#### TASK INSTRUCTIONS:
Word for word, give the material below again, minus any images.

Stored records
▽

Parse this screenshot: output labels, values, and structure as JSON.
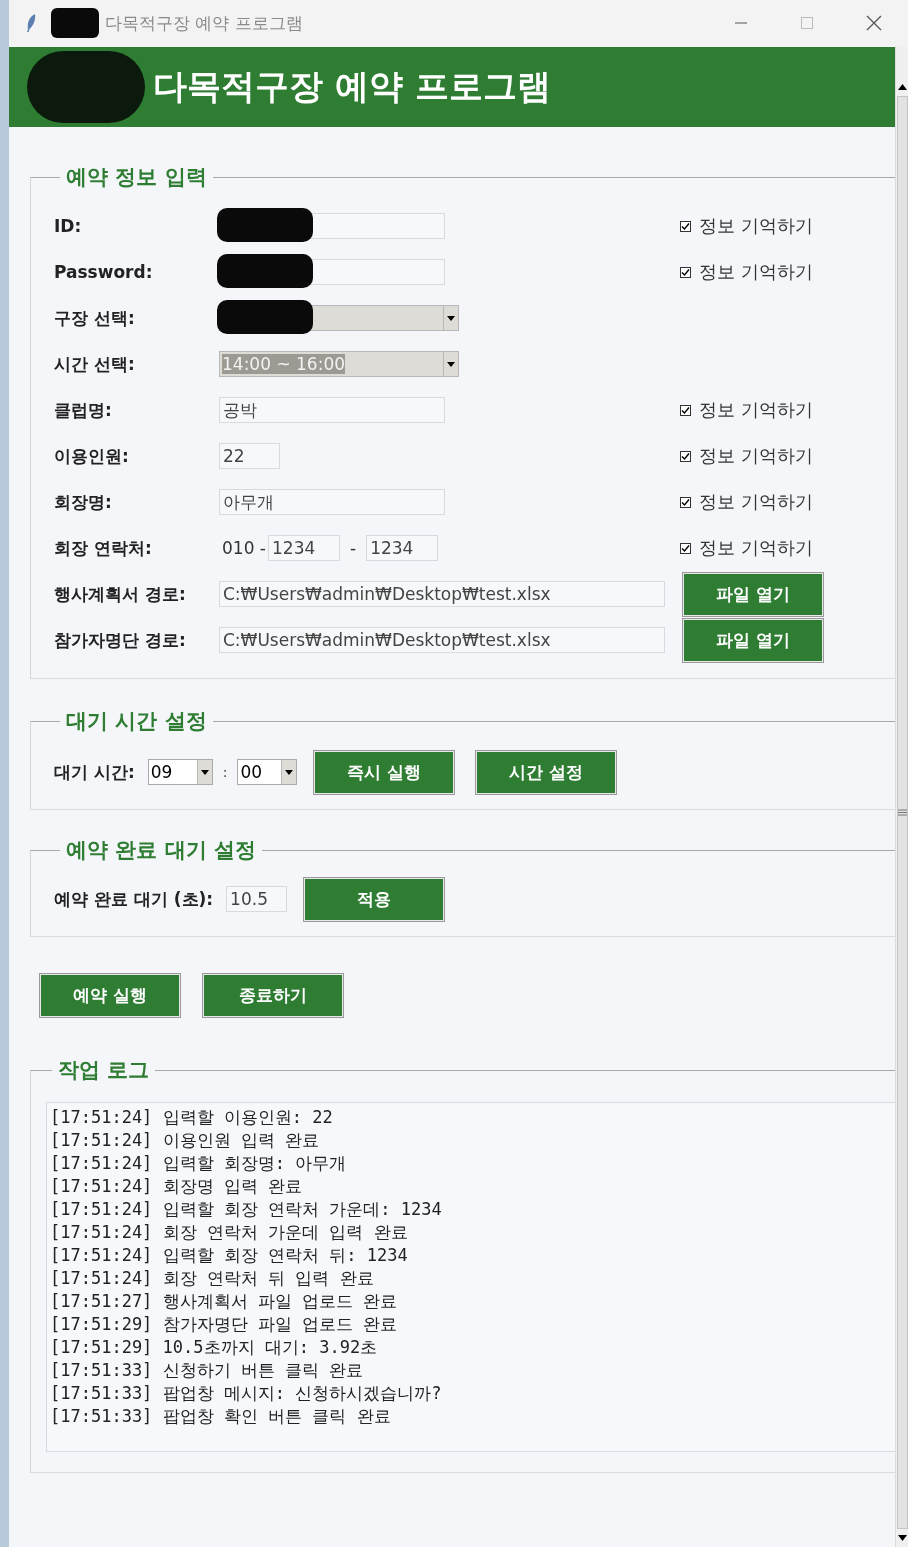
{
  "window": {
    "title": "다목적구장 예약 프로그램"
  },
  "header": {
    "title": "다목적구장 예약 프로그램"
  },
  "reservation": {
    "legend": "예약 정보 입력",
    "rows": [
      {
        "kind": "text",
        "label": "ID:",
        "redacted": true,
        "remember": {
          "label": "정보 기억하기",
          "checked": true
        }
      },
      {
        "kind": "text",
        "label": "Password:",
        "redacted": true,
        "remember": {
          "label": "정보 기억하기",
          "checked": true
        }
      },
      {
        "kind": "combo",
        "label": "구장 선택:",
        "redacted": true
      },
      {
        "kind": "combo",
        "label": "시간 선택:",
        "value": "14:00 ~ 16:00",
        "highlighted": true
      },
      {
        "kind": "text",
        "label": "클럽명:",
        "value": "공박",
        "remember": {
          "label": "정보 기억하기",
          "checked": true
        }
      },
      {
        "kind": "short",
        "label": "이용인원:",
        "value": "22",
        "remember": {
          "label": "정보 기억하기",
          "checked": true
        }
      },
      {
        "kind": "text",
        "label": "회장명:",
        "value": "아무개",
        "remember": {
          "label": "정보 기억하기",
          "checked": true
        }
      },
      {
        "kind": "phone",
        "label": "회장 연락처:",
        "prefix": "010 -",
        "parts": [
          "1234",
          "1234"
        ],
        "separator": "-",
        "remember": {
          "label": "정보 기억하기",
          "checked": true
        }
      },
      {
        "kind": "path",
        "label": "행사계획서 경로:",
        "value": "C:₩Users₩admin₩Desktop₩test.xlsx",
        "button": "파일 열기"
      },
      {
        "kind": "path",
        "label": "참가자명단 경로:",
        "value": "C:₩Users₩admin₩Desktop₩test.xlsx",
        "button": "파일 열기"
      }
    ]
  },
  "wait": {
    "legend": "대기 시간 설정",
    "label": "대기 시간:",
    "hour": "09",
    "separator": ":",
    "minute": "00",
    "buttons": [
      "즉시 실행",
      "시간 설정"
    ]
  },
  "completion": {
    "legend": "예약 완료 대기 설정",
    "label": "예약 완료 대기 (초):",
    "value": "10.5",
    "button": "적용"
  },
  "actions": [
    "예약 실행",
    "종료하기"
  ],
  "log": {
    "legend": "작업 로그",
    "lines": [
      "[17:51:24] 입력할 이용인원: 22",
      "[17:51:24] 이용인원 입력 완료",
      "[17:51:24] 입력할 회장명: 아무개",
      "[17:51:24] 회장명 입력 완료",
      "[17:51:24] 입력할 회장 연락처 가운데: 1234",
      "[17:51:24] 회장 연락처 가운데 입력 완료",
      "[17:51:24] 입력할 회장 연락처 뒤: 1234",
      "[17:51:24] 회장 연락처 뒤 입력 완료",
      "[17:51:27] 행사계획서 파일 업로드 완료",
      "[17:51:29] 참가자명단 파일 업로드 완료",
      "[17:51:29] 10.5초까지 대기: 3.92초",
      "[17:51:33] 신청하기 버튼 클릭 완료",
      "[17:51:33] 팝업창 메시지: 신청하시겠습니까?",
      "[17:51:33] 팝업창 확인 버튼 클릭 완료"
    ]
  }
}
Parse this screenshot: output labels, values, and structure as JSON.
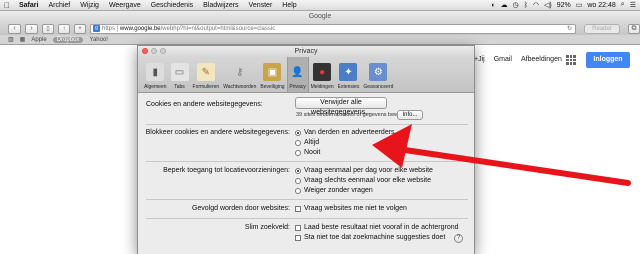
{
  "menubar": {
    "app": "Safari",
    "items": [
      "Archief",
      "Wijzig",
      "Weergave",
      "Geschiedenis",
      "Bladwijzers",
      "Venster",
      "Help"
    ],
    "battery": "92%",
    "clock": "wo 22:48"
  },
  "browser": {
    "window_title": "Google",
    "url_prefix": "https",
    "url_host": "www.google.be",
    "url_path": "/webhp?hl=nl&output=html&source=classic",
    "reader_label": "Reader",
    "bookmarks": [
      "Apple",
      "Dropbox",
      "Yahoo!"
    ]
  },
  "google": {
    "links": [
      "+Jij",
      "Gmail",
      "Afbeeldingen"
    ],
    "login_label": "Inloggen"
  },
  "prefs": {
    "title": "Privacy",
    "tabs": [
      {
        "label": "Algemeen",
        "icon": "gear-switch-icon"
      },
      {
        "label": "Tabs",
        "icon": "tabs-icon"
      },
      {
        "label": "Formulieren",
        "icon": "pencil-icon"
      },
      {
        "label": "Wachtwoorden",
        "icon": "key-icon"
      },
      {
        "label": "Beveiliging",
        "icon": "lock-icon"
      },
      {
        "label": "Privacy",
        "icon": "person-icon"
      },
      {
        "label": "Meldingen",
        "icon": "notifications-icon"
      },
      {
        "label": "Extensies",
        "icon": "puzzle-icon"
      },
      {
        "label": "Geavanceerd",
        "icon": "advanced-gear-icon"
      }
    ],
    "cookies_label": "Cookies en andere websitegegevens:",
    "remove_all_button": "Verwijder alle websitegegevens...",
    "sites_info": "39 sites hebben cookies of gegevens bewaard",
    "info_button": "Info...",
    "block_label": "Blokkeer cookies en andere websitegegevens:",
    "block_options": [
      "Van derden en adverteerders",
      "Altijd",
      "Nooit"
    ],
    "location_label": "Beperk toegang tot locatievoorzieningen:",
    "location_options": [
      "Vraag eenmaal per dag voor elke website",
      "Vraag slechts eenmaal voor elke website",
      "Weiger zonder vragen"
    ],
    "tracking_label": "Gevolgd worden door websites:",
    "tracking_option": "Vraag websites me niet te volgen",
    "smart_search_label": "Slim zoekveld:",
    "smart_search_options": [
      "Laad beste resultaat niet vooraf in de achtergrond",
      "Sta niet toe dat zoekmachine suggesties doet"
    ],
    "help_label": "?"
  },
  "colors": {
    "arrow": "#e8141c",
    "login": "#4285f4"
  }
}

△

#### EXPECTED ANSWER:
Parse this screenshot: output labels, values, and structure as JSON.
{
  "window": {
    "title": "다목적구장 예약 프로그램"
  },
  "header": {
    "title": "다목적구장 예약 프로그램"
  },
  "reservation": {
    "legend": "예약 정보 입력",
    "rows": [
      {
        "kind": "text",
        "label": "ID:",
        "redacted": true,
        "remember": {
          "label": "정보 기억하기",
          "checked": true
        }
      },
      {
        "kind": "text",
        "label": "Password:",
        "redacted": true,
        "remember": {
          "label": "정보 기억하기",
          "checked": true
        }
      },
      {
        "kind": "combo",
        "label": "구장 선택:",
        "redacted": true
      },
      {
        "kind": "combo",
        "label": "시간 선택:",
        "value": "14:00 ~ 16:00",
        "highlighted": true
      },
      {
        "kind": "text",
        "label": "클럽명:",
        "value": "공박",
        "remember": {
          "label": "정보 기억하기",
          "checked": true
        }
      },
      {
        "kind": "short",
        "label": "이용인원:",
        "value": "22",
        "remember": {
          "label": "정보 기억하기",
          "checked": true
        }
      },
      {
        "kind": "text",
        "label": "회장명:",
        "value": "아무개",
        "remember": {
          "label": "정보 기억하기",
          "checked": true
        }
      },
      {
        "kind": "phone",
        "label": "회장 연락처:",
        "prefix": "010 -",
        "parts": [
          "1234",
          "1234"
        ],
        "separator": "-",
        "remember": {
          "label": "정보 기억하기",
          "checked": true
        }
      },
      {
        "kind": "path",
        "label": "행사계획서 경로:",
        "value": "C:₩Users₩admin₩Desktop₩test.xlsx",
        "button": "파일 열기"
      },
      {
        "kind": "path",
        "label": "참가자명단 경로:",
        "value": "C:₩Users₩admin₩Desktop₩test.xlsx",
        "button": "파일 열기"
      }
    ]
  },
  "wait": {
    "legend": "대기 시간 설정",
    "label": "대기 시간:",
    "hour": "09",
    "separator": ":",
    "minute": "00",
    "buttons": [
      "즉시 실행",
      "시간 설정"
    ]
  },
  "completion": {
    "legend": "예약 완료 대기 설정",
    "label": "예약 완료 대기 (초):",
    "value": "10.5",
    "button": "적용"
  },
  "actions": [
    "예약 실행",
    "종료하기"
  ],
  "log": {
    "legend": "작업 로그",
    "lines": [
      "[17:51:24] 입력할 이용인원: 22",
      "[17:51:24] 이용인원 입력 완료",
      "[17:51:24] 입력할 회장명: 아무개",
      "[17:51:24] 회장명 입력 완료",
      "[17:51:24] 입력할 회장 연락처 가운데: 1234",
      "[17:51:24] 회장 연락처 가운데 입력 완료",
      "[17:51:24] 입력할 회장 연락처 뒤: 1234",
      "[17:51:24] 회장 연락처 뒤 입력 완료",
      "[17:51:27] 행사계획서 파일 업로드 완료",
      "[17:51:29] 참가자명단 파일 업로드 완료",
      "[17:51:29] 10.5초까지 대기: 3.92초",
      "[17:51:33] 신청하기 버튼 클릭 완료",
      "[17:51:33] 팝업창 메시지: 신청하시겠습니까?",
      "[17:51:33] 팝업창 확인 버튼 클릭 완료"
    ]
  }
}
Parse this screenshot: output labels, values, and structure as JSON.
{
  "menubar": {
    "app": "Safari",
    "items": [
      "Archief",
      "Wijzig",
      "Weergave",
      "Geschiedenis",
      "Bladwijzers",
      "Venster",
      "Help"
    ],
    "battery": "92%",
    "clock": "wo 22:48"
  },
  "browser": {
    "window_title": "Google",
    "url_prefix": "https",
    "url_host": "www.google.be",
    "url_path": "/webhp?hl=nl&output=html&source=classic",
    "reader_label": "Reader",
    "bookmarks": [
      "Apple",
      "Dropbox",
      "Yahoo!"
    ]
  },
  "google": {
    "links": [
      "+Jij",
      "Gmail",
      "Afbeeldingen"
    ],
    "login_label": "Inloggen"
  },
  "prefs": {
    "title": "Privacy",
    "tabs": [
      {
        "label": "Algemeen",
        "icon": "gear-switch-icon"
      },
      {
        "label": "Tabs",
        "icon": "tabs-icon"
      },
      {
        "label": "Formulieren",
        "icon": "pencil-icon"
      },
      {
        "label": "Wachtwoorden",
        "icon": "key-icon"
      },
      {
        "label": "Beveiliging",
        "icon": "lock-icon"
      },
      {
        "label": "Privacy",
        "icon": "person-icon"
      },
      {
        "label": "Meldingen",
        "icon": "notifications-icon"
      },
      {
        "label": "Extensies",
        "icon": "puzzle-icon"
      },
      {
        "label": "Geavanceerd",
        "icon": "advanced-gear-icon"
      }
    ],
    "cookies_label": "Cookies en andere websitegegevens:",
    "remove_all_button": "Verwijder alle websitegegevens...",
    "sites_info": "39 sites hebben cookies of gegevens bewaard",
    "info_button": "Info...",
    "block_label": "Blokkeer cookies en andere websitegegevens:",
    "block_options": [
      "Van derden en adverteerders",
      "Altijd",
      "Nooit"
    ],
    "location_label": "Beperk toegang tot locatievoorzieningen:",
    "location_options": [
      "Vraag eenmaal per dag voor elke website",
      "Vraag slechts eenmaal voor elke website",
      "Weiger zonder vragen"
    ],
    "tracking_label": "Gevolgd worden door websites:",
    "tracking_option": "Vraag websites me niet te volgen",
    "smart_search_label": "Slim zoekveld:",
    "smart_search_options": [
      "Laad beste resultaat niet vooraf in de achtergrond",
      "Sta niet toe dat zoekmachine suggesties doet"
    ],
    "help_label": "?"
  },
  "colors": {
    "arrow": "#e8141c",
    "login": "#4285f4"
  }
}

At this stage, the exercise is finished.